**What to do**
Copy each line below that contains "premises".

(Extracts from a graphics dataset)

----------

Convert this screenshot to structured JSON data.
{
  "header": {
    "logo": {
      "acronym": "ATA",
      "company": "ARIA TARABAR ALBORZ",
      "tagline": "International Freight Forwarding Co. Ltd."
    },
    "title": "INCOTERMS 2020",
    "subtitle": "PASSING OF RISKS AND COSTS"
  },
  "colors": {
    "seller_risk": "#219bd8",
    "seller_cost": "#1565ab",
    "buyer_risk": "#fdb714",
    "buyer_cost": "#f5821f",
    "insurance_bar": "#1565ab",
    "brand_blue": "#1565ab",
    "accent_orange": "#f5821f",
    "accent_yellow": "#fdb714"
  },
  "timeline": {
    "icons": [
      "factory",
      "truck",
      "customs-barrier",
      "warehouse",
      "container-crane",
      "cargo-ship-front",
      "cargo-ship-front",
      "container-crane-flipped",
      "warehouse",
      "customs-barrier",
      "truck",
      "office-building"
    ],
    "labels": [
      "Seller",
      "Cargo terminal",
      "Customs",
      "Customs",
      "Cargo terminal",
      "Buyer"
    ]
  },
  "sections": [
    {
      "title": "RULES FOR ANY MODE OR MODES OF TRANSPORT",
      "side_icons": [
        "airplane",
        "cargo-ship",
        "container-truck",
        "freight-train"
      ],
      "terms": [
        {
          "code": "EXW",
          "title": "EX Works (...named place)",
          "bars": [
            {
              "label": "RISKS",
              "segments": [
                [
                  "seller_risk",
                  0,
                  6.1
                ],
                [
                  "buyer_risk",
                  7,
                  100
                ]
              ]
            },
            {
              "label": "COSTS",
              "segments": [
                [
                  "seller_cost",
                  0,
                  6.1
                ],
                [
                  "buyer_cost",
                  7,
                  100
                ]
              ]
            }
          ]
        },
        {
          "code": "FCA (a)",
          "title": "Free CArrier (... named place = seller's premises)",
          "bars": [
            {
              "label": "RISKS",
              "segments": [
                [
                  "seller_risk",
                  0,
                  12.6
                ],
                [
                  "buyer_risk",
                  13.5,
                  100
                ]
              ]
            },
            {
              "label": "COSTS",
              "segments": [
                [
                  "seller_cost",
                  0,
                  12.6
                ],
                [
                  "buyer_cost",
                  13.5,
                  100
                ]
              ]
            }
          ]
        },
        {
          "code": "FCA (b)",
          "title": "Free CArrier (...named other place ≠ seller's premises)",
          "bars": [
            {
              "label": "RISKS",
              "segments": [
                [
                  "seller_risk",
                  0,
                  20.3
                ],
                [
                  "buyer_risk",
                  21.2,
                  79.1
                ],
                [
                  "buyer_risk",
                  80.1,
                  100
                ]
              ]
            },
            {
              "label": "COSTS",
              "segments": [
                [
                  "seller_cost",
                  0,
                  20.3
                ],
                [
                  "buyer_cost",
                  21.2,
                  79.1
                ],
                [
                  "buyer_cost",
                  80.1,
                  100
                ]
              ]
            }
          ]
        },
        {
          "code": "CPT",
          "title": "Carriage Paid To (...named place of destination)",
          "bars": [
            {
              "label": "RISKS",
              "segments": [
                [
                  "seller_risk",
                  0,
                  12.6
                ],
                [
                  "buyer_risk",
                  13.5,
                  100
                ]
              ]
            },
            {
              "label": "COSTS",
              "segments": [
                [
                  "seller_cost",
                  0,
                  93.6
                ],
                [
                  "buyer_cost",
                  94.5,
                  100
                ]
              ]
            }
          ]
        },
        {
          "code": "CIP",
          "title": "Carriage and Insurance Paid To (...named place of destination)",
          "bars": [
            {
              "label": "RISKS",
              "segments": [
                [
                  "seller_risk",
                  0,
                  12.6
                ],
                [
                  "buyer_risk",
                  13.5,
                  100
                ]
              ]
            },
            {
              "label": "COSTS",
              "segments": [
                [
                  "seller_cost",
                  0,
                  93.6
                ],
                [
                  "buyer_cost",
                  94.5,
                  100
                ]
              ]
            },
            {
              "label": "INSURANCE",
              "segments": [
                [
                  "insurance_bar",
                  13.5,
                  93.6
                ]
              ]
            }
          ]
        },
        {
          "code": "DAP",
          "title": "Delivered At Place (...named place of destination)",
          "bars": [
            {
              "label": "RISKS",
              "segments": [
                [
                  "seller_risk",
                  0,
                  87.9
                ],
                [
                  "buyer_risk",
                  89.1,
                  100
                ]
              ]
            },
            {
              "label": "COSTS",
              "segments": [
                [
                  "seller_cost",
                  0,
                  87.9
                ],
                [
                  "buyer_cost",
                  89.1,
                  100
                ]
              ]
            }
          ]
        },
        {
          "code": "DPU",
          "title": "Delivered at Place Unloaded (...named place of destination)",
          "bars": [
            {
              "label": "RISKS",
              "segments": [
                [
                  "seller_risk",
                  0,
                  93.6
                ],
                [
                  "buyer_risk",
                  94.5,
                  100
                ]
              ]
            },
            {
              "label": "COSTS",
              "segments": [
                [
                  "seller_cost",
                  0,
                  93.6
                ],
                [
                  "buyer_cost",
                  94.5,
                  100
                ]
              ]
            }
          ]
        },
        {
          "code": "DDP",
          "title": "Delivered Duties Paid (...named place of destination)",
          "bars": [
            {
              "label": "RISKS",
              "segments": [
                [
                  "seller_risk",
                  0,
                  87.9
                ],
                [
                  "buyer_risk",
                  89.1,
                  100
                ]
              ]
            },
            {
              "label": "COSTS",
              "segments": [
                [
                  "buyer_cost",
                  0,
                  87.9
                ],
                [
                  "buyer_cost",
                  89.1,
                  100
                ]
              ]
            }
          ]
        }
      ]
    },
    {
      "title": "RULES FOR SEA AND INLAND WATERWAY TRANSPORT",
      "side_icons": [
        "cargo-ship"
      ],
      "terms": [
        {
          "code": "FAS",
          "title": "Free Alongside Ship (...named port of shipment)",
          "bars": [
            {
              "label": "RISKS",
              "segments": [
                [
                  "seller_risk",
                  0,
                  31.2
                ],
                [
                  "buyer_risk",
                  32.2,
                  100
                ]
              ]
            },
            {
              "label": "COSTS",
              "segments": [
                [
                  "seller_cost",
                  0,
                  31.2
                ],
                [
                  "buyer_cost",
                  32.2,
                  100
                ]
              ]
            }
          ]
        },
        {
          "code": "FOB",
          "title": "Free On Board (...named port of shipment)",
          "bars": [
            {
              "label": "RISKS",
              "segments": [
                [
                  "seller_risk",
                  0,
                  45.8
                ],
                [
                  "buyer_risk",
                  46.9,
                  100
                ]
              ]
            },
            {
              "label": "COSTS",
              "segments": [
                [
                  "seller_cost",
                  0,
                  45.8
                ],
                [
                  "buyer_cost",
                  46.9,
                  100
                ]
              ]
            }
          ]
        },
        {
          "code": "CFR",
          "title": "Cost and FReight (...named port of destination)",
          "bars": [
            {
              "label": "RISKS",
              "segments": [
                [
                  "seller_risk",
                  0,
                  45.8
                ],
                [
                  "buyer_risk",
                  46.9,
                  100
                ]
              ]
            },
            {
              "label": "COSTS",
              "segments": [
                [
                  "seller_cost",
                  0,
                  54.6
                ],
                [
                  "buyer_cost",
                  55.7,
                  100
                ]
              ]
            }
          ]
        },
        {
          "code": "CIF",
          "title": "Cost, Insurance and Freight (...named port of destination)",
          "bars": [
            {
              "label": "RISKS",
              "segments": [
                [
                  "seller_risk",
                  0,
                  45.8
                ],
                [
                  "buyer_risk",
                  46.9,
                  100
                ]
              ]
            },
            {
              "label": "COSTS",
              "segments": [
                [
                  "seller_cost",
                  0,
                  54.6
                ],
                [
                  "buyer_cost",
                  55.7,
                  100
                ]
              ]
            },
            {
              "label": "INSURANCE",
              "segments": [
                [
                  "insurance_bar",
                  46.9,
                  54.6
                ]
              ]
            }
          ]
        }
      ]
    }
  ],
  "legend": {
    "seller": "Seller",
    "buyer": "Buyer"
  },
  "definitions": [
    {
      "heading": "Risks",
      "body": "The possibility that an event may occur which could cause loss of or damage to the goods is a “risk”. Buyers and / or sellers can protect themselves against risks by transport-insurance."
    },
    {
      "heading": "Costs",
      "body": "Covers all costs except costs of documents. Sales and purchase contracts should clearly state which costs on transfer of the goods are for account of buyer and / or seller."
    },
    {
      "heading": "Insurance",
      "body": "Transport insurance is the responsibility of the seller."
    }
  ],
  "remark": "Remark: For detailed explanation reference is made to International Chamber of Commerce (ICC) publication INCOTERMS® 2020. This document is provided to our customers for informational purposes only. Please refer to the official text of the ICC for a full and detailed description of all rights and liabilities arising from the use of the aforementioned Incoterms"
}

----------

**Written answer**
          "title": "Free CArrier (... named place = seller's premises)",
          "title": "Free CArrier (...named other place ≠ seller's premises)",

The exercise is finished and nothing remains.